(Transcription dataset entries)
────────

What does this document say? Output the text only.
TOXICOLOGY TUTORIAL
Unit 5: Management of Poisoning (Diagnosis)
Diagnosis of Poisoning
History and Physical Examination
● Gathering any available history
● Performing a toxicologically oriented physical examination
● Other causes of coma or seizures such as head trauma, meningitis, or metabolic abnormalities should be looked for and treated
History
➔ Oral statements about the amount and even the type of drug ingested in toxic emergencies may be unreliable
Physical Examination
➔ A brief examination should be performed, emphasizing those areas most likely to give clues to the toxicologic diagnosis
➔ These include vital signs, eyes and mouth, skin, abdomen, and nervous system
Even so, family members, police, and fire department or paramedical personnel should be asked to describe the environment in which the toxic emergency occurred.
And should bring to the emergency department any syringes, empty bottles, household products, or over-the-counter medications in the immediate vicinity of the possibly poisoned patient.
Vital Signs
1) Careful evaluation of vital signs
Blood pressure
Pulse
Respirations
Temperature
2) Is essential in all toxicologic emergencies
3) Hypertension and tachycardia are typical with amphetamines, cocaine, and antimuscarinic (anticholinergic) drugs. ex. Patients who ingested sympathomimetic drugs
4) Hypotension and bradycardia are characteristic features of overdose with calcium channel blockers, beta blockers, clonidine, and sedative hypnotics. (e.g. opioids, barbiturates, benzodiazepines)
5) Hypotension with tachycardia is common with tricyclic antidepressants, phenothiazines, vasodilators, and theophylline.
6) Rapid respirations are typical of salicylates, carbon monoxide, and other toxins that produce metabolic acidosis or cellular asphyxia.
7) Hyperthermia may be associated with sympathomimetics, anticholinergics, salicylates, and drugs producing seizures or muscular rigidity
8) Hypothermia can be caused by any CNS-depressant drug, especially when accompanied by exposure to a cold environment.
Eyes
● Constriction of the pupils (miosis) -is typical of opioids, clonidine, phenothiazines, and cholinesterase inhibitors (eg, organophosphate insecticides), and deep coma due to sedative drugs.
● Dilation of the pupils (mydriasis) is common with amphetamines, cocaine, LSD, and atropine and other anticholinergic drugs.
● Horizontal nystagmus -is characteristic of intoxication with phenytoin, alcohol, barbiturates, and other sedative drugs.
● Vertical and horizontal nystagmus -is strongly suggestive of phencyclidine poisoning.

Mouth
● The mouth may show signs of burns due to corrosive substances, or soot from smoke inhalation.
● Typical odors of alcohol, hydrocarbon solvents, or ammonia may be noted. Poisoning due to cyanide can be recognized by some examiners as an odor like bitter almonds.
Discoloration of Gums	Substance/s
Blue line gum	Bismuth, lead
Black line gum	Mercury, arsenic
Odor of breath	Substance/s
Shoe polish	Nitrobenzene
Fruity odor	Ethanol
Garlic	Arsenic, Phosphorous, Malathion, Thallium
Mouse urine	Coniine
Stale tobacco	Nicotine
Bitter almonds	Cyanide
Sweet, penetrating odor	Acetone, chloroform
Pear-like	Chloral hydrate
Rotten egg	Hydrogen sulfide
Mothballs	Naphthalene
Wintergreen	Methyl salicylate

────────

**Exercise requirements:** Output the records in full. Keep every character as it is.

**Answer space:**
What does this document say? Output the text only.
TOXICOLOGY TUTORIAL
Unit 5: Management of Poisoning (Diagnosis)
Diagnosis of Poisoning
History and Physical Examination
● Gathering any available history
● Performing a toxicologically oriented physical examination
● Other causes of coma or seizures such as head trauma, meningitis, or metabolic abnormalities should be looked for and treated
History
➔ Oral statements about the amount and even the type of drug ingested in toxic emergencies may be unreliable
Physical Examination
➔ A brief examination should be performed, emphasizing those areas most likely to give clues to the toxicologic diagnosis
➔ These include vital signs, eyes and mouth, skin, abdomen, and nervous system
Even so, family members, police, and fire department or paramedical personnel should be asked to describe the environment in which the toxic emergency occurred.
And should bring to the emergency department any syringes, empty bottles, household products, or over-the-counter medications in the immediate vicinity of the possibly poisoned patient.
Vital Signs
1) Careful evaluation of vital signs
Blood pressure
Pulse
Respirations
Temperature
2) Is essential in all toxicologic emergencies
3) Hypertension and tachycardia are typical with amphetamines, cocaine, and antimuscarinic (anticholinergic) drugs. ex. Patients who ingested sympathomimetic drugs
4) Hypotension and bradycardia are characteristic features of overdose with calcium channel blockers, beta blockers, clonidine, and sedative hypnotics. (e.g. opioids, barbiturates, benzodiazepines)
5) Hypotension with tachycardia is common with tricyclic antidepressants, phenothiazines, vasodilators, and theophylline.
6) Rapid respirations are typical of salicylates, carbon monoxide, and other toxins that produce metabolic acidosis or cellular asphyxia.
7) Hyperthermia may be associated with sympathomimetics, anticholinergics, salicylates, and drugs producing seizures or muscular rigidity
8) Hypothermia can be caused by any CNS-depressant drug, especially when accompanied by exposure to a cold environment.
Eyes
● Constriction of the pupils (miosis) -is typical of opioids, clonidine, phenothiazines, and cholinesterase inhibitors (eg, organophosphate insecticides), and deep coma due to sedative drugs.
● Dilation of the pupils (mydriasis) is common with amphetamines, cocaine, LSD, and atropine and other anticholinergic drugs.
● Horizontal nystagmus -is characteristic of intoxication with phenytoin, alcohol, barbiturates, and other sedative drugs.
● Vertical and horizontal nystagmus -is strongly suggestive of phencyclidine poisoning.

Mouth
● The mouth may show signs of burns due to corrosive substances, or soot from smoke inhalation.
● Typical odors of alcohol, hydrocarbon solvents, or ammonia may be noted. Poisoning due to cyanide can be recognized by some examiners as an odor like bitter almonds.
Discoloration of Gums	Substance/s
Blue line gum	Bismuth, lead
Black line gum	Mercury, arsenic
Odor of breath	Substance/s
Shoe polish	Nitrobenzene
Fruity odor	Ethanol
Garlic	Arsenic, Phosphorous, Malathion, Thallium
Mouse urine	Coniine
Stale tobacco	Nicotine
Bitter almonds	Cyanide
Sweet, penetrating odor	Acetone, chloroform
Pear-like	Chloral hydrate
Rotten egg	Hydrogen sulfide
Mothballs	Naphthalene
Wintergreen	Methyl salicylate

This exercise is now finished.